TO BE DONE: Set down every entry word for word. Omit the pictures.

DATASET:
┌──

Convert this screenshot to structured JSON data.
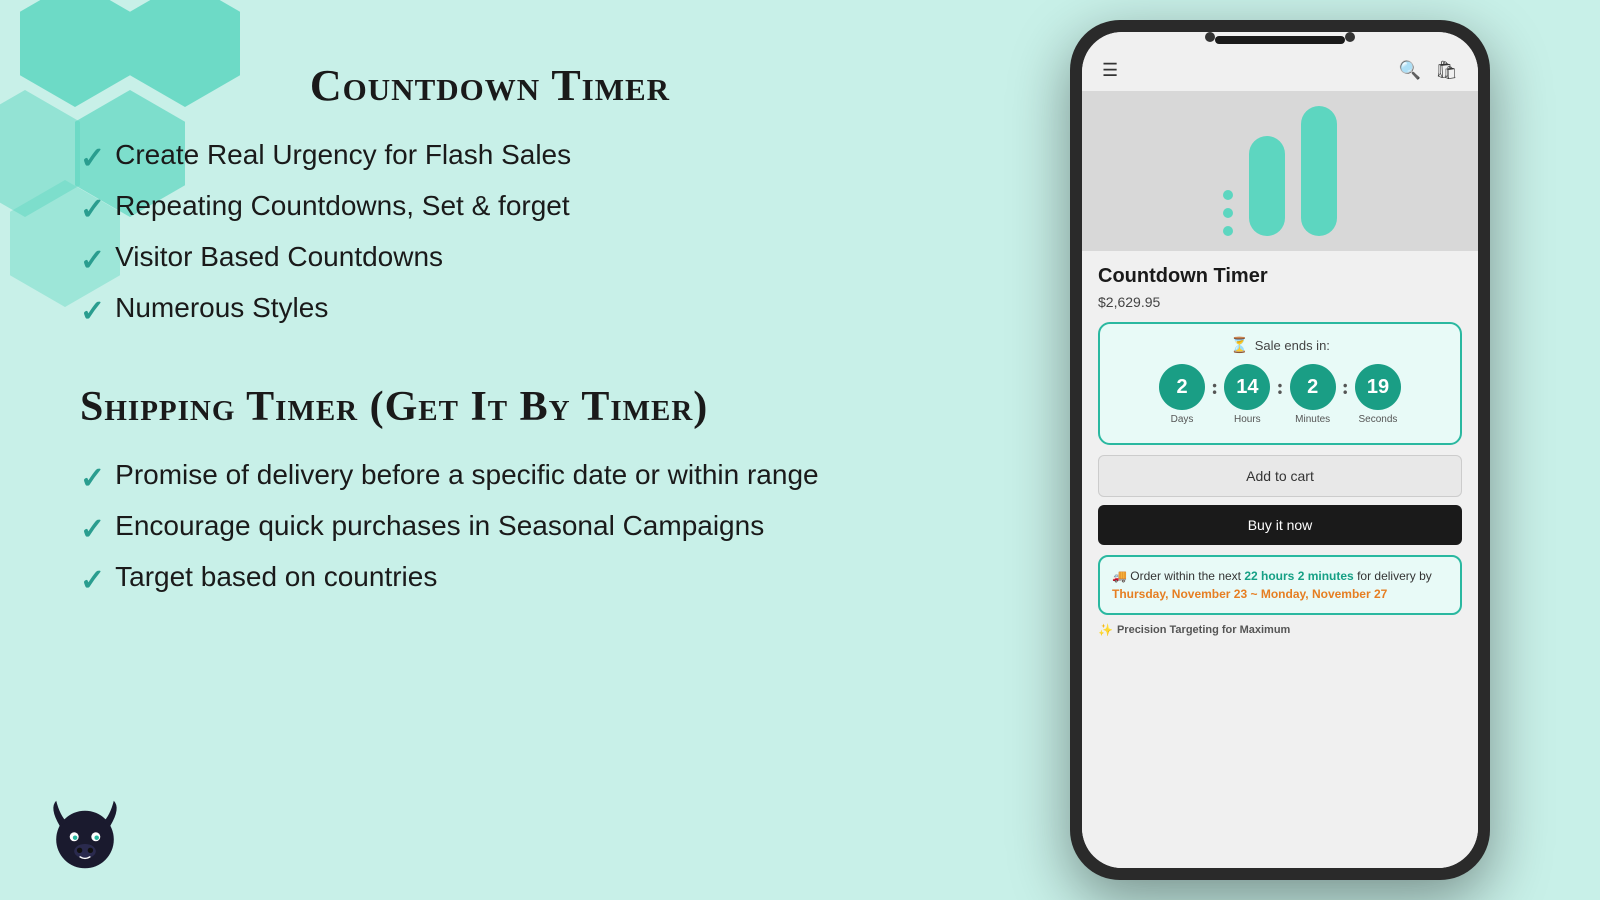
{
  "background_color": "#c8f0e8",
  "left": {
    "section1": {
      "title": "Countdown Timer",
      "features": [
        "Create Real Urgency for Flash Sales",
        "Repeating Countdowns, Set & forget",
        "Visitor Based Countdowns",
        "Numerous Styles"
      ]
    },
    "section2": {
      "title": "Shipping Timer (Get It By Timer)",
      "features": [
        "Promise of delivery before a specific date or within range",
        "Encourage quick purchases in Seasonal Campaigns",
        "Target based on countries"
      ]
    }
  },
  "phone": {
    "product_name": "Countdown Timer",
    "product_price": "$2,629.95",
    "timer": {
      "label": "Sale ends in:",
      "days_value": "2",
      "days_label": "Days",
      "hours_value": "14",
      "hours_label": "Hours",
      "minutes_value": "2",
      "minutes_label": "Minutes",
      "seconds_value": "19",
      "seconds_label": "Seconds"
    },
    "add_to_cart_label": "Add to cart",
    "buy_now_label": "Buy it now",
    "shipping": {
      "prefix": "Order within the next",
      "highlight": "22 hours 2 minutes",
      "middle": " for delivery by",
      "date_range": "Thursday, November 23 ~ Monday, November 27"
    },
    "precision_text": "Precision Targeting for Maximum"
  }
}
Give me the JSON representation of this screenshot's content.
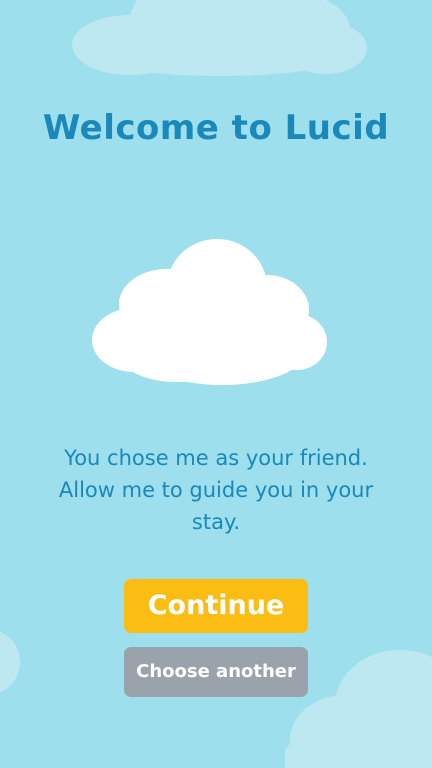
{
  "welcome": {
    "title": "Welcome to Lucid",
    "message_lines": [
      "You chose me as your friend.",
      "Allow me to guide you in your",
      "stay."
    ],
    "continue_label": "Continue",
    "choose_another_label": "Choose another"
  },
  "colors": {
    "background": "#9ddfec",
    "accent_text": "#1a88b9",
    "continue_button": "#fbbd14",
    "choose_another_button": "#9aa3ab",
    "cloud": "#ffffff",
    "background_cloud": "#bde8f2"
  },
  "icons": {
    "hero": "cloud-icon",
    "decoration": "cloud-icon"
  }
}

└──

SOLUTION TO THIS PROBLEM:
Convert this screenshot to structured JSON data.
{
  "background_color": "#c8f0e8",
  "left": {
    "section1": {
      "title": "Countdown Timer",
      "features": [
        "Create Real Urgency for Flash Sales",
        "Repeating Countdowns, Set & forget",
        "Visitor Based Countdowns",
        "Numerous Styles"
      ]
    },
    "section2": {
      "title": "Shipping Timer (Get It By Timer)",
      "features": [
        "Promise of delivery before a specific date or within range",
        "Encourage quick purchases in Seasonal Campaigns",
        "Target based on countries"
      ]
    }
  },
  "phone": {
    "product_name": "Countdown Timer",
    "product_price": "$2,629.95",
    "timer": {
      "label": "Sale ends in:",
      "days_value": "2",
      "days_label": "Days",
      "hours_value": "14",
      "hours_label": "Hours",
      "minutes_value": "2",
      "minutes_label": "Minutes",
      "seconds_value": "19",
      "seconds_label": "Seconds"
    },
    "add_to_cart_label": "Add to cart",
    "buy_now_label": "Buy it now",
    "shipping": {
      "prefix": "Order within the next",
      "highlight": "22 hours 2 minutes",
      "middle": " for delivery by",
      "date_range": "Thursday, November 23 ~ Monday, November 27"
    },
    "precision_text": "Precision Targeting for Maximum"
  }
}
Give me the JSON representation of this screenshot's content.
{
  "welcome": {
    "title": "Welcome to Lucid",
    "message_lines": [
      "You chose me as your friend.",
      "Allow me to guide you in your",
      "stay."
    ],
    "continue_label": "Continue",
    "choose_another_label": "Choose another"
  },
  "colors": {
    "background": "#9ddfec",
    "accent_text": "#1a88b9",
    "continue_button": "#fbbd14",
    "choose_another_button": "#9aa3ab",
    "cloud": "#ffffff",
    "background_cloud": "#bde8f2"
  },
  "icons": {
    "hero": "cloud-icon",
    "decoration": "cloud-icon"
  }
}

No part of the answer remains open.